Instruction
Extract all lines in the data that contain the word "JSON".

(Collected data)
━━━━━━━━━━━━━━━━━━━━

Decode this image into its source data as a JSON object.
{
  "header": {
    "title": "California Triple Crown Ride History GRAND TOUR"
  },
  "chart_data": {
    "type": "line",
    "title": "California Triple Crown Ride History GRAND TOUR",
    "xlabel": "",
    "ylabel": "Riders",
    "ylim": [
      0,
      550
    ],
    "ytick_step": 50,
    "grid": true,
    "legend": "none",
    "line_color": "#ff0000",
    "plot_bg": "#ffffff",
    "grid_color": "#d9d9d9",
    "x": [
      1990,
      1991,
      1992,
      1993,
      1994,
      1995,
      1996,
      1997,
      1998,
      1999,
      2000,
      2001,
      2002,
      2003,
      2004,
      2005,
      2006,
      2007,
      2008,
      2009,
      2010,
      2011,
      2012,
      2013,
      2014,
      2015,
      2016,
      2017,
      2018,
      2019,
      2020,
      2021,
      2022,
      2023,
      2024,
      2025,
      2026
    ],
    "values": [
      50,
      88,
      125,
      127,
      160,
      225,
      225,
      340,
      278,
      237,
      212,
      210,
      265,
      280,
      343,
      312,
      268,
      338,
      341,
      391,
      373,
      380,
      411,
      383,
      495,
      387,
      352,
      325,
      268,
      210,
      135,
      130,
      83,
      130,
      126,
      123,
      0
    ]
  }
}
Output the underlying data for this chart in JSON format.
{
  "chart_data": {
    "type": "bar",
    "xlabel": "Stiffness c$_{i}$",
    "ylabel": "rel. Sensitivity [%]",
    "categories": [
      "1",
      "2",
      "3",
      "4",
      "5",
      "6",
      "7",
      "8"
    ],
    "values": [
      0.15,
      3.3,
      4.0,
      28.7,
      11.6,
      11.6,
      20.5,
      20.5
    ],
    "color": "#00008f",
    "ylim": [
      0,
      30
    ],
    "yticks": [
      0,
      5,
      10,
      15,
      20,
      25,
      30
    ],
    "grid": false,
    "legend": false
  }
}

━━━━━━━━━━━━━━━━━━━━

Response to the exercise
Decode this image into its source data as a JSON object.
Output the underlying data for this chart in JSON format.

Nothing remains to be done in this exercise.